Present each line of the entries below that holds the word "Score".

Start

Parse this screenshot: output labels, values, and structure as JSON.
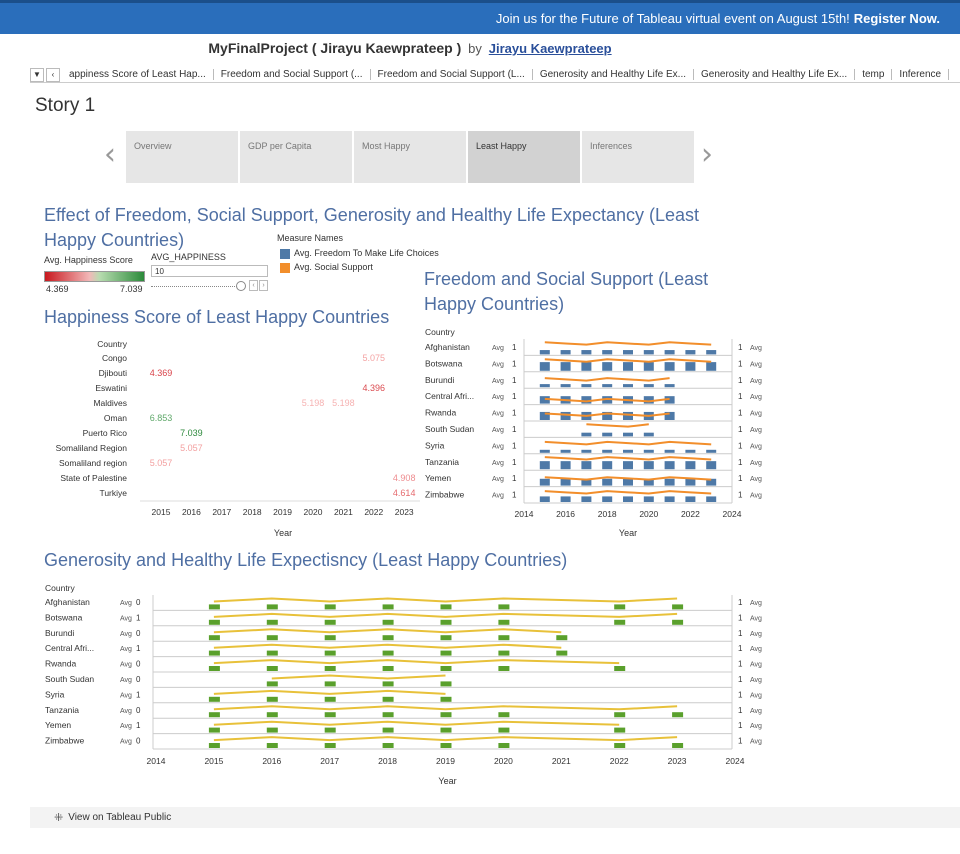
{
  "banner": {
    "text": "Join us for the Future of Tableau virtual event on August 15th!",
    "link": "Register Now."
  },
  "project": {
    "name": "MyFinalProject ( Jirayu Kaewprateep )",
    "by": "by",
    "author": "Jirayu Kaewprateep"
  },
  "tabs": [
    "appiness Score of Least Hap...",
    "Freedom and Social Support (...",
    "Freedom and Social Support (L...",
    "Generosity and Healthy Life Ex...",
    "Generosity and Healthy Life Ex...",
    "temp",
    "Inference"
  ],
  "story": {
    "title": "Story 1",
    "points": [
      "Overview",
      "GDP per Capita",
      "Most Happy",
      "Least Happy",
      "Inferences"
    ],
    "active_index": 3
  },
  "dashboard": {
    "title_line1": "Effect of Freedom, Social Support, Generosity and Healthy Life Expectancy (Least",
    "title_line2": "Happy Countries)"
  },
  "legend": {
    "color_title": "Avg. Happiness Score",
    "min": "4.369",
    "max": "7.039",
    "param_title": "AVG_HAPPINESS",
    "param_value": "10",
    "measure_title": "Measure Names",
    "measures": [
      "Avg. Freedom To Make Life Choices",
      "Avg. Social Support"
    ],
    "measure_colors": [
      "#4e79a7",
      "#f28e2b"
    ]
  },
  "happiness": {
    "title": "Happiness Score of Least Happy Countries",
    "country_header": "Country",
    "xlabel": "Year",
    "countries": [
      "Congo",
      "Djibouti",
      "Eswatini",
      "Maldives",
      "Oman",
      "Puerto Rico",
      "Somaliland Region",
      "Somaliland region",
      "State of Palestine",
      "Turkiye"
    ],
    "years": [
      "2015",
      "2016",
      "2017",
      "2018",
      "2019",
      "2020",
      "2021",
      "2022",
      "2023"
    ],
    "points": [
      {
        "row": 0,
        "year": 2022,
        "value": "5.075",
        "color": "#f4a3a3"
      },
      {
        "row": 1,
        "year": 2015,
        "value": "4.369",
        "color": "#d9434a"
      },
      {
        "row": 2,
        "year": 2022,
        "value": "4.396",
        "color": "#db4b50"
      },
      {
        "row": 3,
        "year": 2020,
        "value": "5.198",
        "color": "#f6b2b2"
      },
      {
        "row": 3,
        "year": 2021,
        "value": "5.198",
        "color": "#f6b2b2"
      },
      {
        "row": 4,
        "year": 2015,
        "value": "6.853",
        "color": "#5fa86a"
      },
      {
        "row": 5,
        "year": 2016,
        "value": "7.039",
        "color": "#2f8a3e"
      },
      {
        "row": 6,
        "year": 2016,
        "value": "5.057",
        "color": "#f3a0a0"
      },
      {
        "row": 7,
        "year": 2015,
        "value": "5.057",
        "color": "#f3a0a0"
      },
      {
        "row": 8,
        "year": 2023,
        "value": "4.908",
        "color": "#ee8c8f"
      },
      {
        "row": 9,
        "year": 2023,
        "value": "4.614",
        "color": "#e56a6e"
      }
    ]
  },
  "freedom": {
    "title_line1": "Freedom and Social Support (Least",
    "title_line2": "Happy Countries)",
    "country_header": "Country",
    "xlabel": "Year",
    "countries": [
      "Afghanistan",
      "Botswana",
      "Burundi",
      "Central Afri...",
      "Rwanda",
      "South Sudan",
      "Syria",
      "Tanzania",
      "Yemen",
      "Zimbabwe"
    ],
    "years": [
      "2014",
      "2016",
      "2018",
      "2020",
      "2022",
      "2024"
    ],
    "row_marks": [
      "1",
      "1",
      "1",
      "1",
      "1",
      "1",
      "1",
      "1",
      "1",
      "1"
    ],
    "right_marks": [
      "1",
      "1",
      "1",
      "1",
      "1",
      "1",
      "1",
      "1",
      "1",
      "1"
    ],
    "bars_years": [
      [
        2015,
        2016,
        2017,
        2018,
        2019,
        2020,
        2021,
        2022,
        2023
      ],
      [
        2015,
        2016,
        2017,
        2018,
        2019,
        2020,
        2021,
        2022,
        2023
      ],
      [
        2015,
        2016,
        2017,
        2018,
        2019,
        2020,
        2021
      ],
      [
        2015,
        2016,
        2017,
        2018,
        2019,
        2020,
        2021
      ],
      [
        2015,
        2016,
        2017,
        2018,
        2019,
        2020,
        2021
      ],
      [
        2017,
        2018,
        2019,
        2020
      ],
      [
        2015,
        2016,
        2017,
        2018,
        2019,
        2020,
        2021,
        2022,
        2023
      ],
      [
        2015,
        2016,
        2017,
        2018,
        2019,
        2020,
        2021,
        2022,
        2023
      ],
      [
        2015,
        2016,
        2017,
        2018,
        2019,
        2020,
        2021,
        2022,
        2023
      ],
      [
        2015,
        2016,
        2017,
        2018,
        2019,
        2020,
        2021,
        2022,
        2023
      ]
    ],
    "bar_level": [
      0.35,
      0.7,
      0.25,
      0.6,
      0.65,
      0.3,
      0.2,
      0.65,
      0.55,
      0.45
    ],
    "line_level": [
      0.8,
      0.75,
      0.55,
      0.2,
      0.35,
      0.8,
      0.7,
      0.8,
      0.5,
      0.7
    ]
  },
  "generosity": {
    "title": "Generosity and Healthy Life Expectisncy (Least Happy Countries)",
    "country_header": "Country",
    "xlabel": "Year",
    "countries": [
      "Afghanistan",
      "Botswana",
      "Burundi",
      "Central Afri...",
      "Rwanda",
      "South Sudan",
      "Syria",
      "Tanzania",
      "Yemen",
      "Zimbabwe"
    ],
    "years": [
      "2014",
      "2015",
      "2016",
      "2017",
      "2018",
      "2019",
      "2020",
      "2021",
      "2022",
      "2023",
      "2024"
    ],
    "row_marks": [
      "0",
      "1",
      "0",
      "1",
      "0",
      "0",
      "1",
      "0",
      "1",
      "0"
    ],
    "right_marks": [
      "1",
      "1",
      "1",
      "1",
      "1",
      "1",
      "1",
      "1",
      "1",
      "1"
    ],
    "years_present": [
      [
        2015,
        2016,
        2017,
        2018,
        2019,
        2020,
        2022,
        2023
      ],
      [
        2015,
        2016,
        2017,
        2018,
        2019,
        2020,
        2022,
        2023
      ],
      [
        2015,
        2016,
        2017,
        2018,
        2019,
        2020,
        2021
      ],
      [
        2015,
        2016,
        2017,
        2018,
        2019,
        2020,
        2021
      ],
      [
        2015,
        2016,
        2017,
        2018,
        2019,
        2020,
        2022
      ],
      [
        2016,
        2017,
        2018,
        2019
      ],
      [
        2015,
        2016,
        2017,
        2018,
        2019
      ],
      [
        2015,
        2016,
        2017,
        2018,
        2019,
        2020,
        2022,
        2023
      ],
      [
        2015,
        2016,
        2017,
        2018,
        2019,
        2020,
        2022
      ],
      [
        2015,
        2016,
        2017,
        2018,
        2019,
        2020,
        2022,
        2023
      ]
    ]
  },
  "footer": {
    "label": "View on Tableau Public"
  },
  "colors": {
    "accent": "#2a6ebb",
    "title": "#4f6fa3",
    "bar": "#4e79a7",
    "line": "#f28e2b",
    "green": "#5aa02c",
    "yellow": "#e8c13a"
  }
}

End

§ **ANSWER TO THE PROBLEM**
    "appiness Score of Least Hap...",
    "color_title": "Avg. Happiness Score",
    "title": "Happiness Score of Least Happy Countries",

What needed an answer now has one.